## start Source material

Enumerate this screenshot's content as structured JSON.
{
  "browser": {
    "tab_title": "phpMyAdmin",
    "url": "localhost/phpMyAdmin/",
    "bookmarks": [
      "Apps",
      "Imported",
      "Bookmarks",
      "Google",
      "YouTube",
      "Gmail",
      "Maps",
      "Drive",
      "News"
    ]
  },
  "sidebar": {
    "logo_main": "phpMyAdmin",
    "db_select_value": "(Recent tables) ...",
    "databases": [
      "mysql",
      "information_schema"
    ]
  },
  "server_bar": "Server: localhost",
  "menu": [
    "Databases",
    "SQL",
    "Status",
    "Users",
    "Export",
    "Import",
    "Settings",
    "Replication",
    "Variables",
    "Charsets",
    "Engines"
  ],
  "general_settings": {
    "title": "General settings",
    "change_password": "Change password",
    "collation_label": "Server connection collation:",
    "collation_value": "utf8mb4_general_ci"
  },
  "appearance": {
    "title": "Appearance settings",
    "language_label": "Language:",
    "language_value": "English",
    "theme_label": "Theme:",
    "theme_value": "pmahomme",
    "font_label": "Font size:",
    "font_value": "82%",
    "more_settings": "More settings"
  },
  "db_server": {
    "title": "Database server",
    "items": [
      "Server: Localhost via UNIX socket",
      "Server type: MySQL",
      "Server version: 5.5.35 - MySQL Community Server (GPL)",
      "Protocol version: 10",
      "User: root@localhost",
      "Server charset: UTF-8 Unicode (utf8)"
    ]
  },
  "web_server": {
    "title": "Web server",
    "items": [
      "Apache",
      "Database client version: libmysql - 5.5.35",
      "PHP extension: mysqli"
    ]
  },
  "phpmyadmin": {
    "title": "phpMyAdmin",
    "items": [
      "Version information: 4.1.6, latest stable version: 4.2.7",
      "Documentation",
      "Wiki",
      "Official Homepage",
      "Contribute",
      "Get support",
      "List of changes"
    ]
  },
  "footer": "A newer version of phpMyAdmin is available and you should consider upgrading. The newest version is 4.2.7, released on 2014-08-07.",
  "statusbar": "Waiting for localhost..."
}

## end Source material

__Exercise details__: Above are some records; extract every one of them exactly.

__Result__:
Enumerate this screenshot's content as structured JSON.
{
  "browser": {
    "tab_title": "phpMyAdmin",
    "url": "localhost/phpMyAdmin/",
    "bookmarks": [
      "Apps",
      "Imported",
      "Bookmarks",
      "Google",
      "YouTube",
      "Gmail",
      "Maps",
      "Drive",
      "News"
    ]
  },
  "sidebar": {
    "logo_main": "phpMyAdmin",
    "db_select_value": "(Recent tables) ...",
    "databases": [
      "mysql",
      "information_schema"
    ]
  },
  "server_bar": "Server: localhost",
  "menu": [
    "Databases",
    "SQL",
    "Status",
    "Users",
    "Export",
    "Import",
    "Settings",
    "Replication",
    "Variables",
    "Charsets",
    "Engines"
  ],
  "general_settings": {
    "title": "General settings",
    "change_password": "Change password",
    "collation_label": "Server connection collation:",
    "collation_value": "utf8mb4_general_ci"
  },
  "appearance": {
    "title": "Appearance settings",
    "language_label": "Language:",
    "language_value": "English",
    "theme_label": "Theme:",
    "theme_value": "pmahomme",
    "font_label": "Font size:",
    "font_value": "82%",
    "more_settings": "More settings"
  },
  "db_server": {
    "title": "Database server",
    "items": [
      "Server: Localhost via UNIX socket",
      "Server type: MySQL",
      "Server version: 5.5.35 - MySQL Community Server (GPL)",
      "Protocol version: 10",
      "User: root@localhost",
      "Server charset: UTF-8 Unicode (utf8)"
    ]
  },
  "web_server": {
    "title": "Web server",
    "items": [
      "Apache",
      "Database client version: libmysql - 5.5.35",
      "PHP extension: mysqli"
    ]
  },
  "phpmyadmin": {
    "title": "phpMyAdmin",
    "items": [
      "Version information: 4.1.6, latest stable version: 4.2.7",
      "Documentation",
      "Wiki",
      "Official Homepage",
      "Contribute",
      "Get support",
      "List of changes"
    ]
  },
  "footer": "A newer version of phpMyAdmin is available and you should consider upgrading. The newest version is 4.2.7, released on 2014-08-07.",
  "statusbar": "Waiting for localhost..."
}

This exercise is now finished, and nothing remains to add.